**Listed records**.
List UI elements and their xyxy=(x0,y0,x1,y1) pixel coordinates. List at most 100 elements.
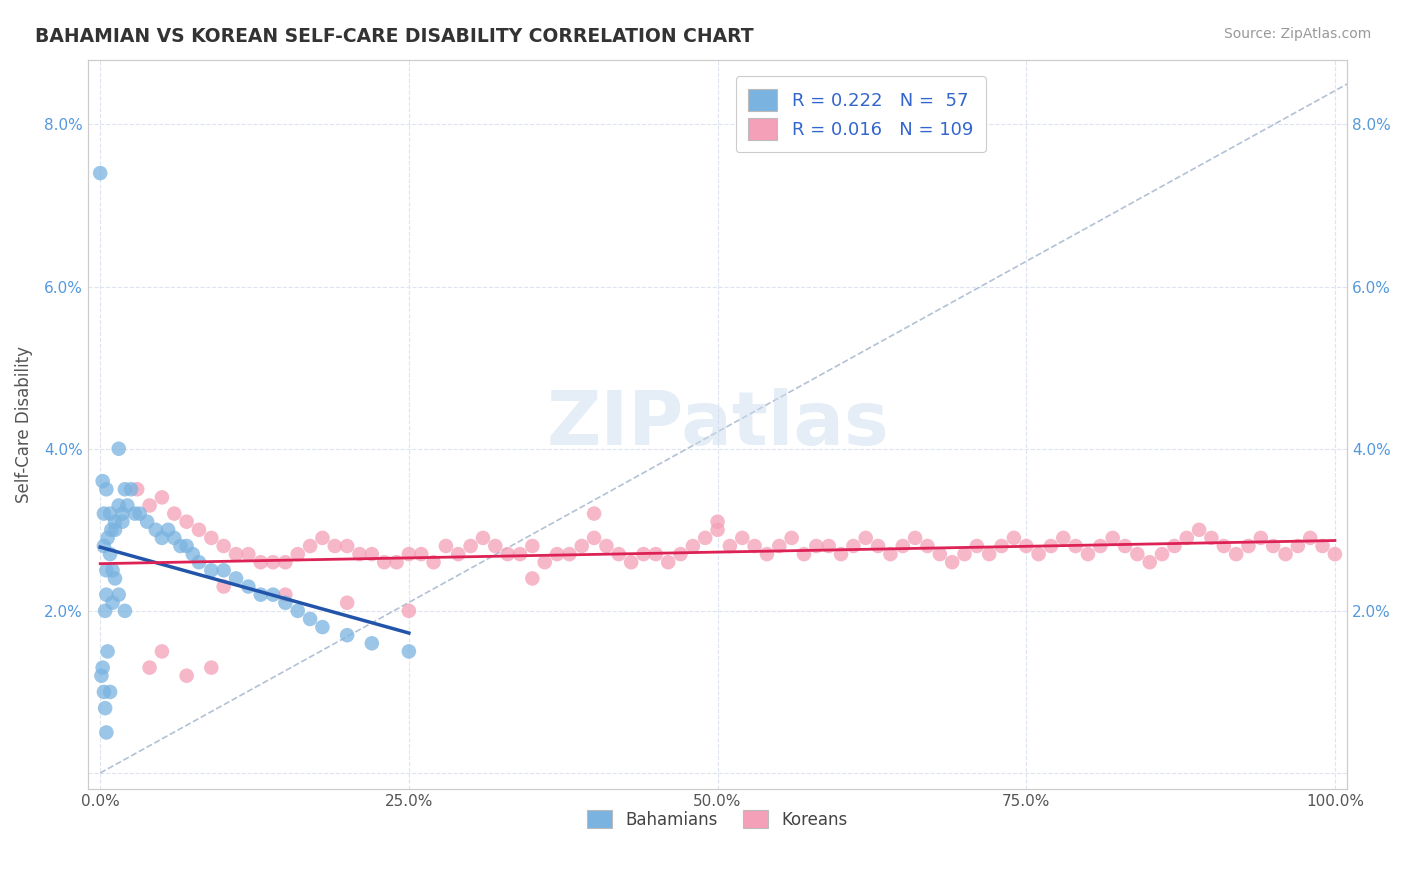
Point xyxy=(398,604,420,618)
Point xyxy=(93,685,115,699)
Point xyxy=(336,628,359,642)
Point xyxy=(1028,547,1050,561)
Text: ZIPatlas: ZIPatlas xyxy=(547,388,889,461)
Point xyxy=(145,523,167,537)
Point xyxy=(176,669,198,683)
Point xyxy=(98,547,121,561)
Point xyxy=(94,604,117,618)
Point xyxy=(1250,531,1272,545)
Point xyxy=(1225,547,1247,561)
Point xyxy=(793,547,815,561)
Point xyxy=(744,539,766,553)
Point xyxy=(91,660,114,674)
Point xyxy=(718,539,741,553)
Point xyxy=(1312,539,1334,553)
Point xyxy=(496,547,519,561)
Text: Source: ZipAtlas.com: Source: ZipAtlas.com xyxy=(1223,27,1371,41)
Point xyxy=(1286,539,1309,553)
Point xyxy=(941,555,963,569)
Point xyxy=(571,539,593,553)
Point xyxy=(891,539,914,553)
Point xyxy=(1263,539,1285,553)
Point xyxy=(1212,539,1234,553)
Point xyxy=(953,547,976,561)
Point xyxy=(104,515,127,529)
Point xyxy=(163,531,186,545)
Point xyxy=(274,555,297,569)
Point xyxy=(1052,531,1074,545)
Point xyxy=(249,588,271,602)
Point xyxy=(471,531,494,545)
Point xyxy=(817,539,839,553)
Point xyxy=(1150,547,1173,561)
Point xyxy=(91,474,114,488)
Point xyxy=(336,539,359,553)
Point xyxy=(188,555,211,569)
Point xyxy=(349,547,371,561)
Point xyxy=(360,636,382,650)
Point xyxy=(447,547,470,561)
Point xyxy=(1163,539,1185,553)
Point xyxy=(262,588,284,602)
Point xyxy=(731,531,754,545)
Point xyxy=(138,499,160,513)
Point xyxy=(522,539,544,553)
Point xyxy=(138,660,160,674)
Point xyxy=(150,491,173,505)
Legend: Bahamians, Koreans: Bahamians, Koreans xyxy=(581,804,855,836)
Point xyxy=(287,604,309,618)
Point xyxy=(1039,539,1062,553)
Point xyxy=(1002,531,1025,545)
Point xyxy=(1064,539,1087,553)
Point xyxy=(94,701,117,715)
Point xyxy=(644,547,666,561)
Point xyxy=(100,523,122,537)
Point xyxy=(879,547,901,561)
Text: BAHAMIAN VS KOREAN SELF-CARE DISABILITY CORRELATION CHART: BAHAMIAN VS KOREAN SELF-CARE DISABILITY … xyxy=(35,27,754,45)
Point xyxy=(93,507,115,521)
Point xyxy=(558,547,581,561)
Point xyxy=(373,555,395,569)
Point xyxy=(755,547,778,561)
Point xyxy=(225,547,247,561)
Point xyxy=(128,507,150,521)
Point xyxy=(966,539,988,553)
Point xyxy=(904,531,927,545)
Point xyxy=(669,547,692,561)
Point xyxy=(97,644,120,658)
Point xyxy=(768,539,790,553)
Point xyxy=(101,596,124,610)
Point xyxy=(238,580,260,594)
Point xyxy=(150,644,173,658)
Point xyxy=(150,531,173,545)
Point xyxy=(299,539,322,553)
Point xyxy=(114,483,136,497)
Point xyxy=(1274,547,1296,561)
Point xyxy=(124,507,146,521)
Point xyxy=(89,166,111,180)
Point xyxy=(360,547,382,561)
Point xyxy=(104,571,127,585)
Point xyxy=(323,539,346,553)
Point xyxy=(434,539,457,553)
Point xyxy=(120,483,142,497)
Point xyxy=(1114,539,1136,553)
Point xyxy=(96,483,118,497)
Point xyxy=(928,547,950,561)
Point xyxy=(695,531,717,545)
Point xyxy=(181,547,204,561)
Point xyxy=(1237,539,1260,553)
Point xyxy=(583,507,606,521)
Point xyxy=(546,547,568,561)
Point xyxy=(1188,523,1211,537)
Point xyxy=(979,547,1001,561)
Point xyxy=(1175,531,1198,545)
Point xyxy=(93,539,115,553)
Point xyxy=(299,612,322,626)
Point xyxy=(127,483,149,497)
Point xyxy=(990,539,1012,553)
Point xyxy=(249,555,271,569)
Point xyxy=(336,596,359,610)
Point xyxy=(1299,531,1322,545)
Point xyxy=(706,523,728,537)
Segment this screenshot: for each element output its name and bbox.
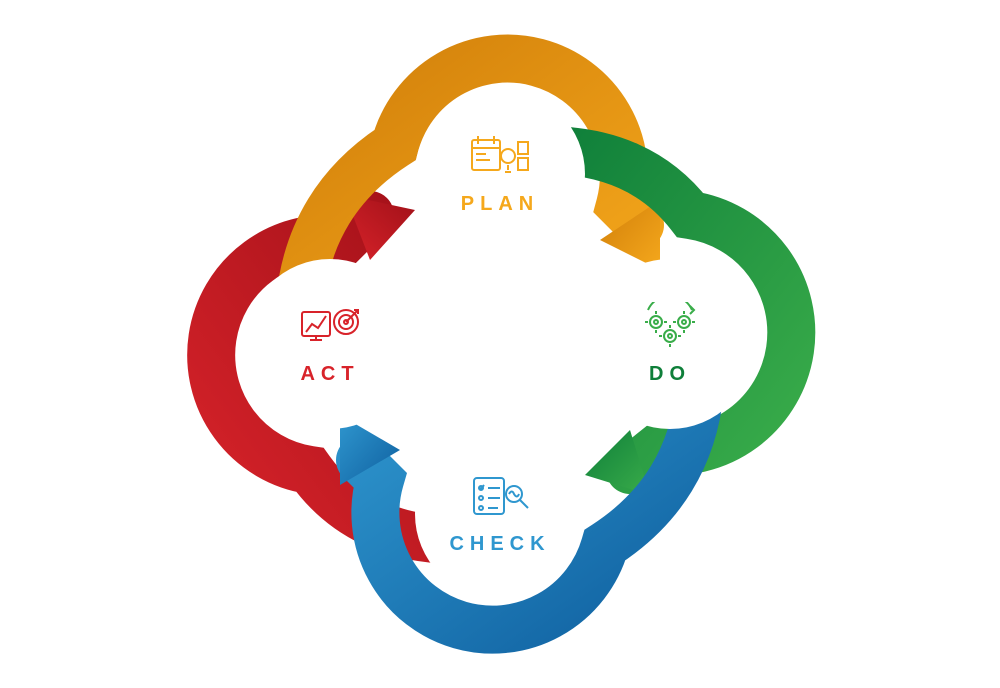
node-check: CHECK [415, 429, 585, 599]
node-do: DO [585, 259, 755, 429]
node-check-label: CHECK [449, 533, 550, 556]
node-act-label: ACT [300, 363, 359, 386]
calendar-idea-icon [468, 132, 532, 185]
pdca-diagram: PLAN [0, 0, 1000, 688]
gears-cycle-icon [638, 302, 702, 355]
node-act: ACT [245, 259, 415, 429]
checklist-analyze-icon [468, 472, 532, 525]
node-plan-label: PLAN [461, 193, 539, 216]
target-chart-icon [298, 302, 362, 355]
node-do-label: DO [649, 363, 691, 386]
node-plan: PLAN [415, 89, 585, 259]
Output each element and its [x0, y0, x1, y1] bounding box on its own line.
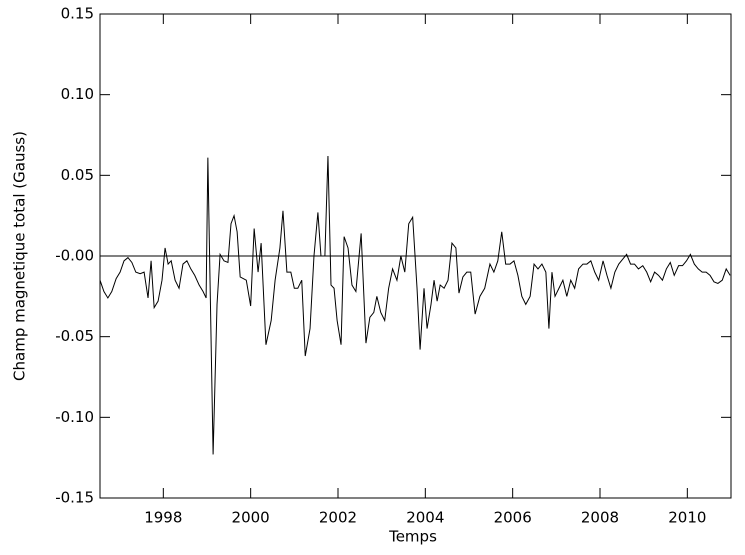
x-tick-label: 2000: [232, 509, 270, 527]
y-axis-label: Champ magnetique total (Gauss): [11, 131, 29, 381]
x-tick-label: 1998: [144, 509, 182, 527]
y-tick-label: 0.05: [61, 166, 94, 184]
y-tick-label: 0.15: [61, 5, 94, 23]
y-tick-label: -0.10: [55, 408, 94, 426]
y-tick-label: -0.05: [55, 327, 94, 345]
x-tick-label: 2008: [581, 509, 619, 527]
data-line: [99, 155, 731, 455]
y-tick-label: -0.00: [55, 247, 94, 265]
x-tick-label: 2010: [668, 509, 706, 527]
y-tick-label: -0.15: [55, 489, 94, 507]
y-tick-label: 0.10: [61, 85, 94, 103]
x-axis-label: Temps: [388, 528, 437, 546]
x-tick-label: 2004: [406, 509, 444, 527]
x-tick-label: 2006: [494, 509, 532, 527]
x-tick-label: 2002: [319, 509, 357, 527]
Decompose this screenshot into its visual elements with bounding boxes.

**Instructions to follow**. Copy every one of the rows above word for word, but leave out the pictures.

**Exercise solution**.
List UI elements and their xyxy=(x0,y0,x1,y1) pixel coordinates. List at most 100 elements.
Point xyxy=(398,604,420,618)
Point xyxy=(93,685,115,699)
Point xyxy=(336,628,359,642)
Point xyxy=(1028,547,1050,561)
Text: ZIPatlas: ZIPatlas xyxy=(547,388,889,461)
Point xyxy=(145,523,167,537)
Point xyxy=(176,669,198,683)
Point xyxy=(98,547,121,561)
Point xyxy=(94,604,117,618)
Point xyxy=(1250,531,1272,545)
Point xyxy=(1225,547,1247,561)
Point xyxy=(793,547,815,561)
Point xyxy=(744,539,766,553)
Point xyxy=(91,660,114,674)
Point xyxy=(718,539,741,553)
Point xyxy=(1312,539,1334,553)
Point xyxy=(496,547,519,561)
Text: Source: ZipAtlas.com: Source: ZipAtlas.com xyxy=(1223,27,1371,41)
Point xyxy=(1286,539,1309,553)
Point xyxy=(941,555,963,569)
Point xyxy=(571,539,593,553)
Point xyxy=(891,539,914,553)
Point xyxy=(1263,539,1285,553)
Point xyxy=(1212,539,1234,553)
Point xyxy=(953,547,976,561)
Point xyxy=(104,515,127,529)
Point xyxy=(163,531,186,545)
Point xyxy=(274,555,297,569)
Point xyxy=(1052,531,1074,545)
Point xyxy=(249,588,271,602)
Point xyxy=(471,531,494,545)
Point xyxy=(817,539,839,553)
Point xyxy=(1150,547,1173,561)
Point xyxy=(91,474,114,488)
Point xyxy=(336,539,359,553)
Point xyxy=(188,555,211,569)
Point xyxy=(349,547,371,561)
Point xyxy=(360,636,382,650)
Point xyxy=(447,547,470,561)
Point xyxy=(1163,539,1185,553)
Point xyxy=(262,588,284,602)
Point xyxy=(731,531,754,545)
Point xyxy=(138,499,160,513)
Point xyxy=(522,539,544,553)
Point xyxy=(138,660,160,674)
Point xyxy=(150,491,173,505)
Legend: Bahamians, Koreans: Bahamians, Koreans xyxy=(581,804,855,836)
Point xyxy=(287,604,309,618)
Point xyxy=(1039,539,1062,553)
Point xyxy=(1002,531,1025,545)
Point xyxy=(1064,539,1087,553)
Point xyxy=(94,701,117,715)
Point xyxy=(644,547,666,561)
Point xyxy=(100,523,122,537)
Point xyxy=(879,547,901,561)
Text: BAHAMIAN VS KOREAN SELF-CARE DISABILITY CORRELATION CHART: BAHAMIAN VS KOREAN SELF-CARE DISABILITY … xyxy=(35,27,754,45)
Point xyxy=(93,507,115,521)
Point xyxy=(558,547,581,561)
Point xyxy=(373,555,395,569)
Point xyxy=(755,547,778,561)
Point xyxy=(225,547,247,561)
Point xyxy=(128,507,150,521)
Point xyxy=(966,539,988,553)
Point xyxy=(904,531,927,545)
Point xyxy=(669,547,692,561)
Point xyxy=(97,644,120,658)
Point xyxy=(768,539,790,553)
Point xyxy=(101,596,124,610)
Point xyxy=(238,580,260,594)
Point xyxy=(150,644,173,658)
Point xyxy=(150,531,173,545)
Point xyxy=(299,539,322,553)
Point xyxy=(114,483,136,497)
Point xyxy=(1274,547,1296,561)
Point xyxy=(124,507,146,521)
Point xyxy=(89,166,111,180)
Point xyxy=(360,547,382,561)
Point xyxy=(104,571,127,585)
Point xyxy=(323,539,346,553)
Point xyxy=(434,539,457,553)
Point xyxy=(120,483,142,497)
Point xyxy=(1114,539,1136,553)
Point xyxy=(96,483,118,497)
Point xyxy=(928,547,950,561)
Point xyxy=(695,531,717,545)
Point xyxy=(181,547,204,561)
Point xyxy=(1237,539,1260,553)
Point xyxy=(583,507,606,521)
Point xyxy=(546,547,568,561)
Point xyxy=(1188,523,1211,537)
Point xyxy=(979,547,1001,561)
Point xyxy=(1175,531,1198,545)
Point xyxy=(93,539,115,553)
Point xyxy=(299,612,322,626)
Point xyxy=(127,483,149,497)
Point xyxy=(990,539,1012,553)
Point xyxy=(249,555,271,569)
Point xyxy=(336,596,359,610)
Point xyxy=(1299,531,1322,545)
Point xyxy=(706,523,728,537)
Segment this screenshot: for each element output its name and bbox.
node-check: CHECK [415, 429, 585, 599]
node-do: DO [585, 259, 755, 429]
node-check-label: CHECK [449, 533, 550, 556]
node-act-label: ACT [300, 363, 359, 386]
calendar-idea-icon [468, 132, 532, 185]
pdca-diagram: PLAN [0, 0, 1000, 688]
gears-cycle-icon [638, 302, 702, 355]
node-act: ACT [245, 259, 415, 429]
checklist-analyze-icon [468, 472, 532, 525]
node-plan-label: PLAN [461, 193, 539, 216]
target-chart-icon [298, 302, 362, 355]
node-do-label: DO [649, 363, 691, 386]
node-plan: PLAN [415, 89, 585, 259]
Output each element and its [x0, y0, x1, y1] bounding box on its own line.
x-tick-label: 2000: [232, 509, 270, 527]
y-axis-label: Champ magnetique total (Gauss): [11, 131, 29, 381]
x-tick-label: 1998: [144, 509, 182, 527]
y-tick-label: 0.05: [61, 166, 94, 184]
y-tick-label: 0.15: [61, 5, 94, 23]
y-tick-label: -0.10: [55, 408, 94, 426]
y-tick-label: -0.05: [55, 327, 94, 345]
x-tick-label: 2008: [581, 509, 619, 527]
data-line: [99, 155, 731, 455]
y-tick-label: -0.00: [55, 247, 94, 265]
x-tick-label: 2010: [668, 509, 706, 527]
y-tick-label: -0.15: [55, 489, 94, 507]
y-tick-label: 0.10: [61, 85, 94, 103]
x-axis-label: Temps: [388, 528, 437, 546]
x-tick-label: 2004: [406, 509, 444, 527]
x-tick-label: 2006: [494, 509, 532, 527]
x-tick-label: 2002: [319, 509, 357, 527]
Decompose this screenshot into its visual elements with bounding boxes.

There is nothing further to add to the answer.